Problem statement:
Without including the pictures, copy out every line below.

Dataset entries
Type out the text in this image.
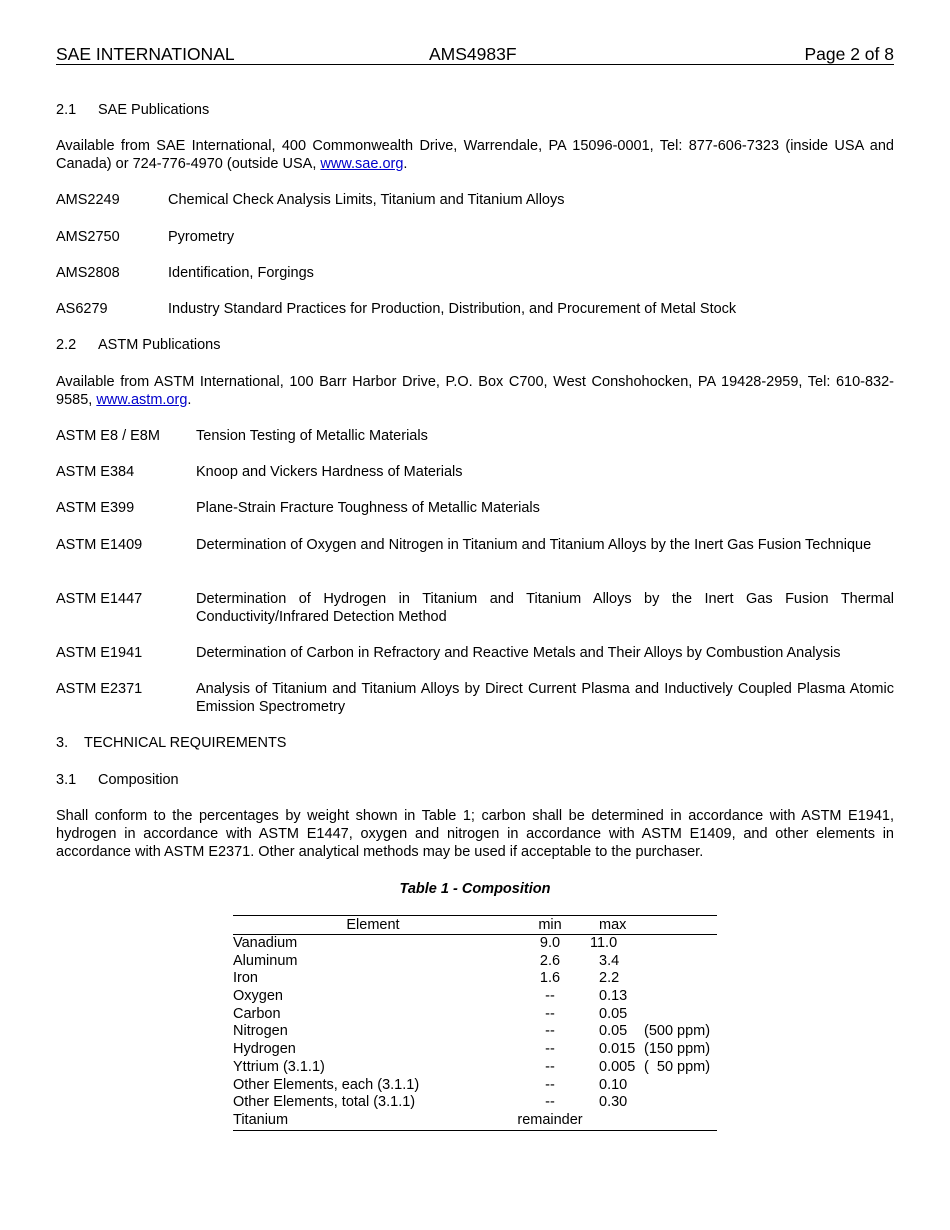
SAE INTERNATIONAL	AMS4983F	Page 2 of 8
2.1 SAE Publications
Available from SAE International, 400 Commonwealth Drive, Warrendale, PA 15096-0001, Tel: 877-606-7323 (inside USA and Canada) or 724-776-4970 (outside USA, www.sae.org.
AMS2249	Chemical Check Analysis Limits, Titanium and Titanium Alloys
AMS2750	Pyrometry
AMS2808	Identification, Forgings
AS6279	Industry Standard Practices for Production, Distribution, and Procurement of Metal Stock
2.2 ASTM Publications
Available from ASTM International, 100 Barr Harbor Drive, P.O. Box C700, West Conshohocken, PA 19428-2959, Tel: 610-832-9585, www.astm.org.
ASTM E8 / E8M Tension Testing of Metallic Materials
ASTM E384	Knoop and Vickers Hardness of Materials
ASTM E399	Plane-Strain Fracture Toughness of Metallic Materials
ASTM E1409	Determination of Oxygen and Nitrogen in Titanium and Titanium Alloys by the Inert Gas Fusion Technique
ASTM E1447	Determination of Hydrogen in Titanium and Titanium Alloys by the Inert Gas Fusion Thermal Conductivity/Infrared Detection Method
ASTM E1941	Determination of Carbon in Refractory and Reactive Metals and Their Alloys by Combustion Analysis
ASTM E2371	Analysis of Titanium and Titanium Alloys by Direct Current Plasma and Inductively Coupled Plasma Atomic Emission Spectrometry
3. TECHNICAL REQUIREMENTS
3.1 Composition
Shall conform to the percentages by weight shown in Table 1; carbon shall be determined in accordance with ASTM E1941, hydrogen in accordance with ASTM E1447, oxygen and nitrogen in accordance with ASTM E1409, and other elements in accordance with ASTM E2371. Other analytical methods may be used if acceptable to the purchaser.
Table 1 - Composition
Element	min	max
Vanadium	9.0	11.0
Aluminum	2.6	3.4
Iron	1.6	2.2
Oxygen	--	0.13
Carbon	--	0.05
Nitrogen	--	0.05 (500 ppm)
Hydrogen	--	0.015 (150 ppm)
Yttrium (3.1.1)	--	0.005 (  50 ppm)
Other Elements, each (3.1.1)	--	0.10
Other Elements, total (3.1.1)	--	0.30
Titanium	remainder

Written reply:
Type out the text in this image.
SAE INTERNATIONAL	AMS4983F	Page 2 of 8
2.1 SAE Publications
Available from SAE International, 400 Commonwealth Drive, Warrendale, PA 15096-0001, Tel: 877-606-7323 (inside USA and Canada) or 724-776-4970 (outside USA, www.sae.org.
AMS2249	Chemical Check Analysis Limits, Titanium and Titanium Alloys
AMS2750	Pyrometry
AMS2808	Identification, Forgings
AS6279	Industry Standard Practices for Production, Distribution, and Procurement of Metal Stock
2.2 ASTM Publications
Available from ASTM International, 100 Barr Harbor Drive, P.O. Box C700, West Conshohocken, PA 19428-2959, Tel: 610-832-9585, www.astm.org.
ASTM E8 / E8M Tension Testing of Metallic Materials
ASTM E384	Knoop and Vickers Hardness of Materials
ASTM E399	Plane-Strain Fracture Toughness of Metallic Materials
ASTM E1409	Determination of Oxygen and Nitrogen in Titanium and Titanium Alloys by the Inert Gas Fusion Technique
ASTM E1447	Determination of Hydrogen in Titanium and Titanium Alloys by the Inert Gas Fusion Thermal Conductivity/Infrared Detection Method
ASTM E1941	Determination of Carbon in Refractory and Reactive Metals and Their Alloys by Combustion Analysis
ASTM E2371	Analysis of Titanium and Titanium Alloys by Direct Current Plasma and Inductively Coupled Plasma Atomic Emission Spectrometry
3. TECHNICAL REQUIREMENTS
3.1 Composition
Shall conform to the percentages by weight shown in Table 1; carbon shall be determined in accordance with ASTM E1941, hydrogen in accordance with ASTM E1447, oxygen and nitrogen in accordance with ASTM E1409, and other elements in accordance with ASTM E2371. Other analytical methods may be used if acceptable to the purchaser.
Table 1 - Composition
Element	min	max
Vanadium	9.0	11.0
Aluminum	2.6	3.4
Iron	1.6	2.2
Oxygen	--	0.13
Carbon	--	0.05
Nitrogen	--	0.05 (500 ppm)
Hydrogen	--	0.015 (150 ppm)
Yttrium (3.1.1)	--	0.005 (  50 ppm)
Other Elements, each (3.1.1)	--	0.10
Other Elements, total (3.1.1)	--	0.30
Titanium	remainder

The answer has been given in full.